▸ **Given exercise**
Filter the data for lines with the word "Handicap", then copy every line so identified.

— Start Data supplied —

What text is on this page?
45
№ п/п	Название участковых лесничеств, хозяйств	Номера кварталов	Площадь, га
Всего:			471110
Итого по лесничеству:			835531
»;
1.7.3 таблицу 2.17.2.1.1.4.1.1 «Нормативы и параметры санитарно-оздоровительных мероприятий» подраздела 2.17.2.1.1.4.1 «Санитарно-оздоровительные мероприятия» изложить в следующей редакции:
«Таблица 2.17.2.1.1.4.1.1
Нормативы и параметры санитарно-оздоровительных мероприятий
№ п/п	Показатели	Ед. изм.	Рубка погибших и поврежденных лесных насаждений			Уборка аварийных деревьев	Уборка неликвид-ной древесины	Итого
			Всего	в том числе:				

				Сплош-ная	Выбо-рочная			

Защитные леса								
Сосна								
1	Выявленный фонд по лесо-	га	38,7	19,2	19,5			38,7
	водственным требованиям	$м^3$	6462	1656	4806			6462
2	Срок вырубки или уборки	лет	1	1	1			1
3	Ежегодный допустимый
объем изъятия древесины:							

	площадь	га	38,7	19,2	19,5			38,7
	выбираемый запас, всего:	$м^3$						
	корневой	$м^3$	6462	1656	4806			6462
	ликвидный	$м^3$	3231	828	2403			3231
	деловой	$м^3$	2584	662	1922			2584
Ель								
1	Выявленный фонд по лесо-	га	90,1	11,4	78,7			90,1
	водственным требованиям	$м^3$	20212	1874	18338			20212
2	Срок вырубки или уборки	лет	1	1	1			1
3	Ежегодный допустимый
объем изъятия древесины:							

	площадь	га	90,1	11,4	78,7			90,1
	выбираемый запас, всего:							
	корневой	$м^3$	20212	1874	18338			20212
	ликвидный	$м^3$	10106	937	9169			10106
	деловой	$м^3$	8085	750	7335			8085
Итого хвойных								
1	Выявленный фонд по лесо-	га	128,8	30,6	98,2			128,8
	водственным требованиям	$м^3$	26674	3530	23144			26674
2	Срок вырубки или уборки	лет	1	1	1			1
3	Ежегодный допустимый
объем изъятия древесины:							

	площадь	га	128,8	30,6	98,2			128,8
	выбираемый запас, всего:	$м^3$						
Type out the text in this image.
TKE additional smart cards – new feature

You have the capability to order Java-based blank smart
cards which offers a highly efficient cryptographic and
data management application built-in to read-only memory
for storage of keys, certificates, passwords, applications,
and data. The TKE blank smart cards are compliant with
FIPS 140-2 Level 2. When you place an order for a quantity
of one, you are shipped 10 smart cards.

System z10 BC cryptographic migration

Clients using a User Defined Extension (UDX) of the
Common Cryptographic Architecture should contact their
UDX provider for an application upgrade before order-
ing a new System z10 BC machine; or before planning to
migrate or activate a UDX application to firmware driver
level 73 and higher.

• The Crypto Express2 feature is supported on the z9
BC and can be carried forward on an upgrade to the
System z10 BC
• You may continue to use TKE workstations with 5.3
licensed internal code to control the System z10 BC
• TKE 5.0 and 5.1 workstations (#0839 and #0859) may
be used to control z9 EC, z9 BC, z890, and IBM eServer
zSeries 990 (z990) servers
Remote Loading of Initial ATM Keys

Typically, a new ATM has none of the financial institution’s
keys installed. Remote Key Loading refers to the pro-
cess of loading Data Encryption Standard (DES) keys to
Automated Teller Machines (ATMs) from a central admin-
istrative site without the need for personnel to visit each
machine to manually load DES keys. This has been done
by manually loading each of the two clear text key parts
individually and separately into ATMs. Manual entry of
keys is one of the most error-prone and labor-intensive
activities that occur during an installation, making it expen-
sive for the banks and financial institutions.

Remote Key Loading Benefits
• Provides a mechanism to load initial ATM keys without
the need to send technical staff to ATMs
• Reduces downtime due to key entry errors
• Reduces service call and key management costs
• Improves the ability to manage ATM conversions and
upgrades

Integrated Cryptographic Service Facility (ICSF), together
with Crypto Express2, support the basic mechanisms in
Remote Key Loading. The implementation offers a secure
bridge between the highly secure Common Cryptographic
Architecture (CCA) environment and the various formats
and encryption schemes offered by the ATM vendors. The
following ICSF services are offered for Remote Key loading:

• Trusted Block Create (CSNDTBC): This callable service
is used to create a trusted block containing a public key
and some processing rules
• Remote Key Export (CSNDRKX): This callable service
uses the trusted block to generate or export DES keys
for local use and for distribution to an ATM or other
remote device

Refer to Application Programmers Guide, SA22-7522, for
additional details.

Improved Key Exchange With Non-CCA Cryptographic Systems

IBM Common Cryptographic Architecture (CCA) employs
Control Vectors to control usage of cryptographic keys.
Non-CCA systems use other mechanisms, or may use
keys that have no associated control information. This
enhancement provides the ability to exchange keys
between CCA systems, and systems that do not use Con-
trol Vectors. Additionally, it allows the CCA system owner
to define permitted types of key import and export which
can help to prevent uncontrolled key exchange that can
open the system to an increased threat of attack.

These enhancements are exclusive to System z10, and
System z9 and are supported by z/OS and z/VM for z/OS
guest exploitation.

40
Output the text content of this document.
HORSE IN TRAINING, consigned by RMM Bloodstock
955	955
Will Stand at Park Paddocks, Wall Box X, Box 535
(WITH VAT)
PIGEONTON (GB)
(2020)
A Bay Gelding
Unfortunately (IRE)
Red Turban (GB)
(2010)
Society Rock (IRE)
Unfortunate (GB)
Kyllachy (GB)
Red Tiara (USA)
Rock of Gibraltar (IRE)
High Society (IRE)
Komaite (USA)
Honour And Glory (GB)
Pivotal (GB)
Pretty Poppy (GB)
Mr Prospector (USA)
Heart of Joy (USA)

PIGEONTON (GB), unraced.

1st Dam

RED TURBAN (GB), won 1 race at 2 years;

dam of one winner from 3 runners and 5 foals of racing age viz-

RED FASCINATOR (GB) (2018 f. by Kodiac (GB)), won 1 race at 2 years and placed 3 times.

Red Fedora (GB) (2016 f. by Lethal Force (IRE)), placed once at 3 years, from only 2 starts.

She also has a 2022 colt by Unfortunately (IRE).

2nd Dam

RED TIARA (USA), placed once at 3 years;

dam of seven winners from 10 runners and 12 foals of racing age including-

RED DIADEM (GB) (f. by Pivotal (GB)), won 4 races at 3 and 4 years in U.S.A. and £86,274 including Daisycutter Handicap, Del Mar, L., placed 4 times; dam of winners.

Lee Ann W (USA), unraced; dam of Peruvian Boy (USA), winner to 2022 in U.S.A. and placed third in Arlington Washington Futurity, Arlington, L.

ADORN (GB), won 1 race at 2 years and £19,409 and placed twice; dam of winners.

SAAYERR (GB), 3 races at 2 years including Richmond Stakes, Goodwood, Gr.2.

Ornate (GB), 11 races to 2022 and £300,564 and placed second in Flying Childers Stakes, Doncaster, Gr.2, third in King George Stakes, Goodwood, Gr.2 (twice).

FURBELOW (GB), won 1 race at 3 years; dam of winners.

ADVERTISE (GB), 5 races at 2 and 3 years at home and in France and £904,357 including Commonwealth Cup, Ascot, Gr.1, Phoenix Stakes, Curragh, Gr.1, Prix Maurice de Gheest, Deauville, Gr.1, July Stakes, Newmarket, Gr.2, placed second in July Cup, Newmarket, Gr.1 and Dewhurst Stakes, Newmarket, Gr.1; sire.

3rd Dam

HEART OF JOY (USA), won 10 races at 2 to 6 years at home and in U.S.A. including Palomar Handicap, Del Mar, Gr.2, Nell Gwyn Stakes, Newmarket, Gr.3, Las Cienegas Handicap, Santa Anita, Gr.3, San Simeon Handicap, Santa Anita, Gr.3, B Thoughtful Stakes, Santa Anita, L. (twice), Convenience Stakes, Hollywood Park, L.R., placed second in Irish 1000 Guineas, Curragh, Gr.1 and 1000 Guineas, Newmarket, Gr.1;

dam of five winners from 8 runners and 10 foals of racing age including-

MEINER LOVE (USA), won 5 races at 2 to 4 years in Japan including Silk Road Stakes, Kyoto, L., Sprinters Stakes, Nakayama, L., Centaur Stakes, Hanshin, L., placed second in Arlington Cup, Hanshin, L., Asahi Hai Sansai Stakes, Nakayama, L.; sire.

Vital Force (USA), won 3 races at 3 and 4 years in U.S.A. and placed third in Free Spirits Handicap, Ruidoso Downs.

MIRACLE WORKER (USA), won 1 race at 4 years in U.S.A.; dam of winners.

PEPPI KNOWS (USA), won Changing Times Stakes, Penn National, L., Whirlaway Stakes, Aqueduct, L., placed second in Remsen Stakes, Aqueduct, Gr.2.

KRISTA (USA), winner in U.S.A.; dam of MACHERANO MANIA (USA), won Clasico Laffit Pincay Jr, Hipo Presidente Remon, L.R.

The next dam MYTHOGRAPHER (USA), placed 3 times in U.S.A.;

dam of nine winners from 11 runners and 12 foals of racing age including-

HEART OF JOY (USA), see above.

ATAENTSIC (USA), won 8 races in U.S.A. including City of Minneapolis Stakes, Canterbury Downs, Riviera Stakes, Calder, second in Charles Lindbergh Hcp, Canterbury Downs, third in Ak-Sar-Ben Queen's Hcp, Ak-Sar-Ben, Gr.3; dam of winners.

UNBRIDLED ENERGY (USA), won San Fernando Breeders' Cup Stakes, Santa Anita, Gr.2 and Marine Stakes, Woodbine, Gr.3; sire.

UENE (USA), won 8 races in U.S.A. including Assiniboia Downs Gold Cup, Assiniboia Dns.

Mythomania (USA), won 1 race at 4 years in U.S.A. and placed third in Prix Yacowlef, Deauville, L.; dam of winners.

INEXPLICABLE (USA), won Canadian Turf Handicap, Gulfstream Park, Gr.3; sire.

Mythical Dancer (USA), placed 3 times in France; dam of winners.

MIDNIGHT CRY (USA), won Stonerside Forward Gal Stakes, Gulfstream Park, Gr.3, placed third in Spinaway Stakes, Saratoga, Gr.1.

— End Data supplied —

▸ **Response**
RED DIADEM (GB) (f. by Pivotal (GB)), won 4 races at 3 and 4 years in U.S.A. and £86,274 including Daisycutter Handicap, Del Mar, L., placed 4 times; dam of winners.
HEART OF JOY (USA), won 10 races at 2 to 6 years at home and in U.S.A. including Palomar Handicap, Del Mar, Gr.2, Nell Gwyn Stakes, Newmarket, Gr.3, Las Cienegas Handicap, Santa Anita, Gr.3, San Simeon Handicap, Santa Anita, Gr.3, B Thoughtful Stakes, Santa Anita, L. (twice), Convenience Stakes, Hollywood Park, L.R., placed second in Irish 1000 Guineas, Curragh, Gr.1 and 1000 Guineas, Newmarket, Gr.1;
Vital Force (USA), won 3 races at 3 and 4 years in U.S.A. and placed third in Free Spirits Handicap, Ruidoso Downs.
INEXPLICABLE (USA), won Canadian Turf Handicap, Gulfstream Park, Gr.3; sire.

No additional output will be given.